**Your objective:** Return the records from the line that contains "y-tick-label: 0 — [86, 445, 116, 460]" through the line that contains "x-tick-label: 50 — [490, 810, 520, 840]", inclusive, copied exactly and with nothing else.
#####
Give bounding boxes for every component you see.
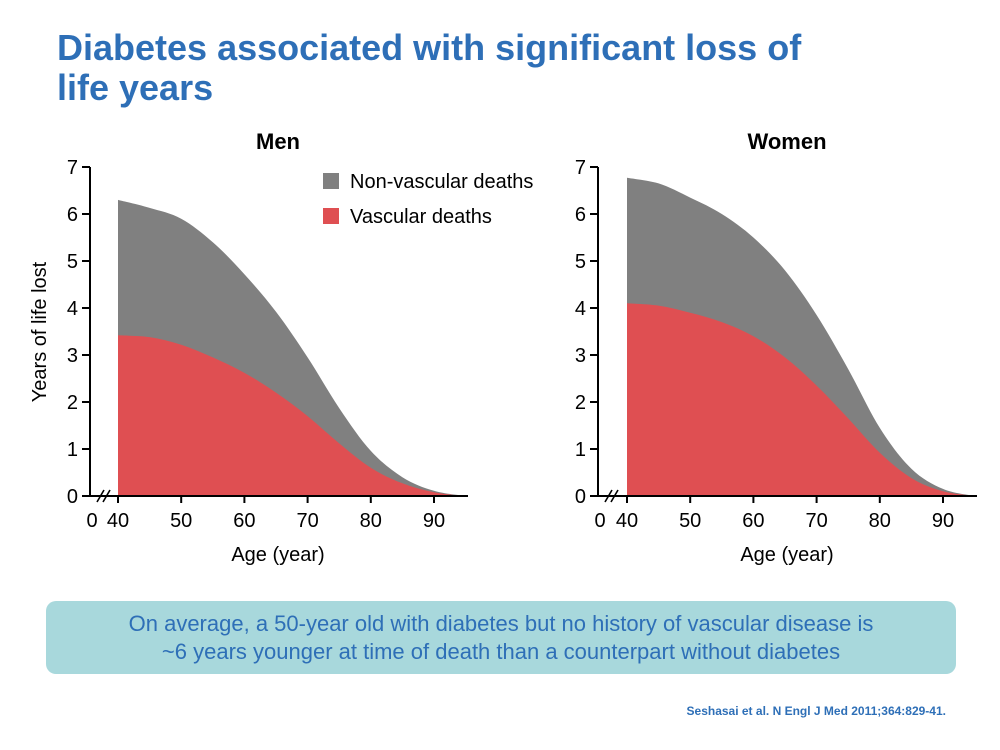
title-line-1: Diabetes associated with significant los… — [57, 27, 802, 68]
chart2-y-tick-label: 3 — [575, 345, 586, 367]
chart1-panel-title: Men — [256, 129, 300, 154]
chart2-x-tick-label: 60 — [742, 510, 764, 532]
chart1-y-tick-label: 6 — [67, 204, 78, 226]
chart1-x-tick-label: 0 — [86, 510, 97, 532]
chart2-axis-break-mark — [604, 489, 613, 503]
chart1-y-tick-label: 7 — [67, 157, 78, 179]
chart2-x-tick-label: 90 — [932, 510, 954, 532]
chart1-axis-break-mark — [96, 489, 105, 503]
chart1-x-tick-label: 60 — [233, 510, 255, 532]
chart1-y-tick-label: 3 — [67, 345, 78, 367]
chart1-x-tick-label: 80 — [360, 510, 382, 532]
legend-label-1: Non-vascular deaths — [350, 171, 533, 193]
slide-title: Diabetes associated with significant los… — [57, 28, 957, 108]
chart1-y-tick-label: 1 — [67, 439, 78, 461]
chart2-y-tick-label: 5 — [575, 251, 586, 273]
title-line-2: life years — [57, 67, 214, 108]
legend-label-2: Vascular deaths — [350, 206, 492, 228]
chart2-x-axis-label: Age (year) — [740, 544, 833, 566]
chart2-y-tick-label: 7 — [575, 157, 586, 179]
chart2-x-tick-label: 70 — [805, 510, 827, 532]
chart1-x-tick-label: 90 — [423, 510, 445, 532]
chart1-x-tick-label: 40 — [107, 510, 129, 532]
chart1-y-tick-label: 4 — [67, 298, 78, 320]
chart1-vascular-area — [118, 335, 466, 496]
chart2-y-tick-label: 1 — [575, 439, 586, 461]
chart1-y-tick-label: 0 — [67, 486, 78, 508]
chart2-x-tick-label: 0 — [594, 510, 605, 532]
chart1-axis-break-mark — [102, 489, 111, 503]
chart1-y-tick-label: 2 — [67, 392, 78, 414]
callout-box: On average, a 50-year old with diabetes … — [46, 601, 956, 674]
chart2-x-tick-label: 80 — [869, 510, 891, 532]
chart2-y-tick-label: 4 — [575, 298, 586, 320]
chart2-x-tick-label: 40 — [616, 510, 638, 532]
chart1-x-tick-label: 50 — [170, 510, 192, 532]
chart2-y-tick-label: 2 — [575, 392, 586, 414]
legend-swatch-2 — [323, 208, 339, 224]
chart1-y-axis-label: Years of life lost — [29, 261, 51, 402]
callout-line-1: On average, a 50-year old with diabetes … — [128, 611, 874, 636]
chart2-panel-title: Women — [747, 129, 826, 154]
citation: Seshasai et al. N Engl J Med 2011;364:82… — [686, 704, 946, 718]
chart2-x-tick-label: 50 — [679, 510, 701, 532]
legend-swatch-1 — [323, 173, 339, 189]
chart2-y-tick-label: 0 — [575, 486, 586, 508]
chart1-y-tick-label: 5 — [67, 251, 78, 273]
chart1-x-axis-label: Age (year) — [231, 544, 324, 566]
chart1-x-tick-label: 70 — [296, 510, 318, 532]
callout-line-2: ~6 years younger at time of death than a… — [161, 639, 841, 664]
chart2-y-tick-label: 6 — [575, 204, 586, 226]
chart2-vascular-area — [627, 303, 975, 496]
chart2-axis-break-mark — [610, 489, 619, 503]
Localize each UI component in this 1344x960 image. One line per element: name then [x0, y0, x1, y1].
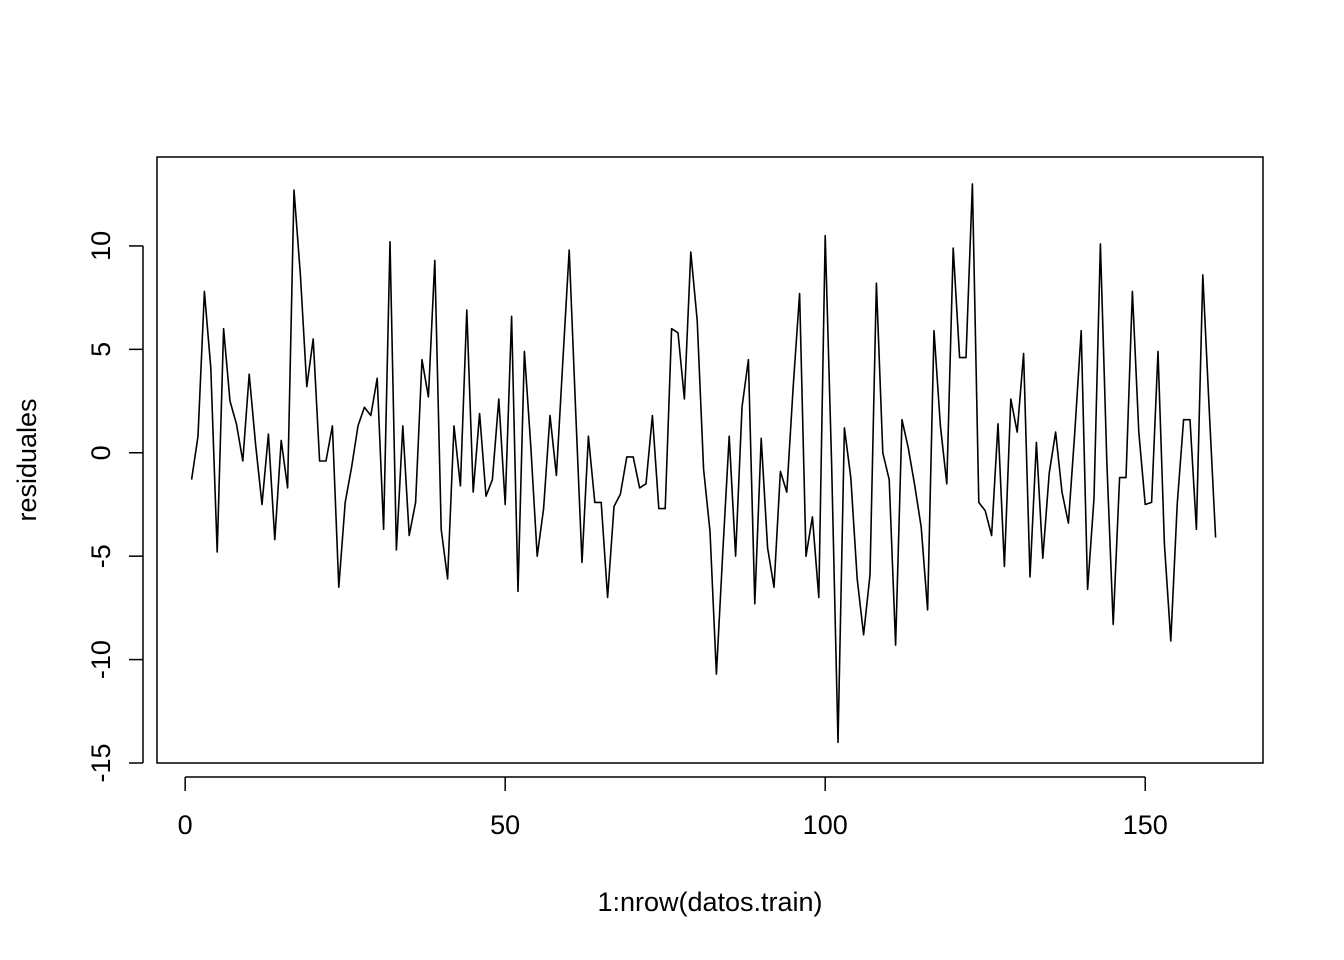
y-tick-label: 0 — [86, 445, 116, 460]
plot-frame — [156, 156, 1264, 764]
y-tick-label: -15 — [86, 743, 116, 782]
y-axis: -15 -10 -5 0 5 10 — [86, 231, 144, 783]
x-axis: 0 50 100 150 — [178, 776, 1168, 840]
x-tick-label: 150 — [1123, 810, 1168, 840]
x-tick-label: 50 — [490, 810, 520, 840]
y-tick-label: 10 — [86, 231, 116, 261]
x-axis-title: 1:nrow(datos.train) — [597, 887, 822, 917]
y-tick-label: -10 — [86, 640, 116, 679]
x-tick-label: 0 — [178, 810, 193, 840]
y-tick-label: -5 — [86, 544, 116, 568]
x-tick-label: 100 — [803, 810, 848, 840]
y-axis-title: residuales — [12, 398, 42, 521]
y-tick-label: 5 — [86, 342, 116, 357]
residual-series-line — [190, 183, 1217, 744]
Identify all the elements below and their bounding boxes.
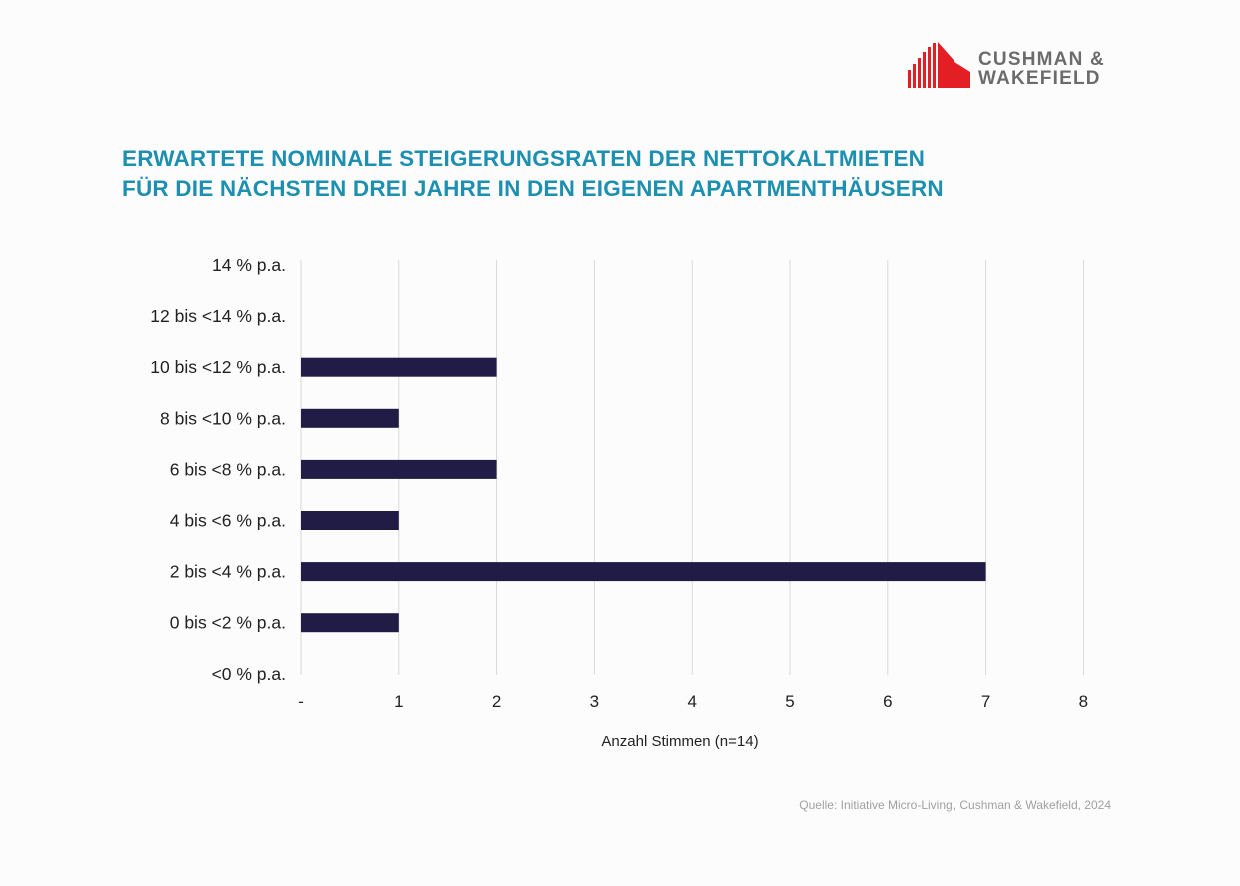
#####
**Result:**
y-tick-label: 0 — [86, 445, 116, 460]
plot-frame — [156, 156, 1264, 764]
y-tick-label: -15 — [86, 743, 116, 782]
y-axis: -15 -10 -5 0 5 10 — [86, 231, 144, 783]
x-axis: 0 50 100 150 — [178, 776, 1168, 840]
x-tick-label: 150 — [1123, 810, 1168, 840]
x-tick-label: 50 — [490, 810, 520, 840]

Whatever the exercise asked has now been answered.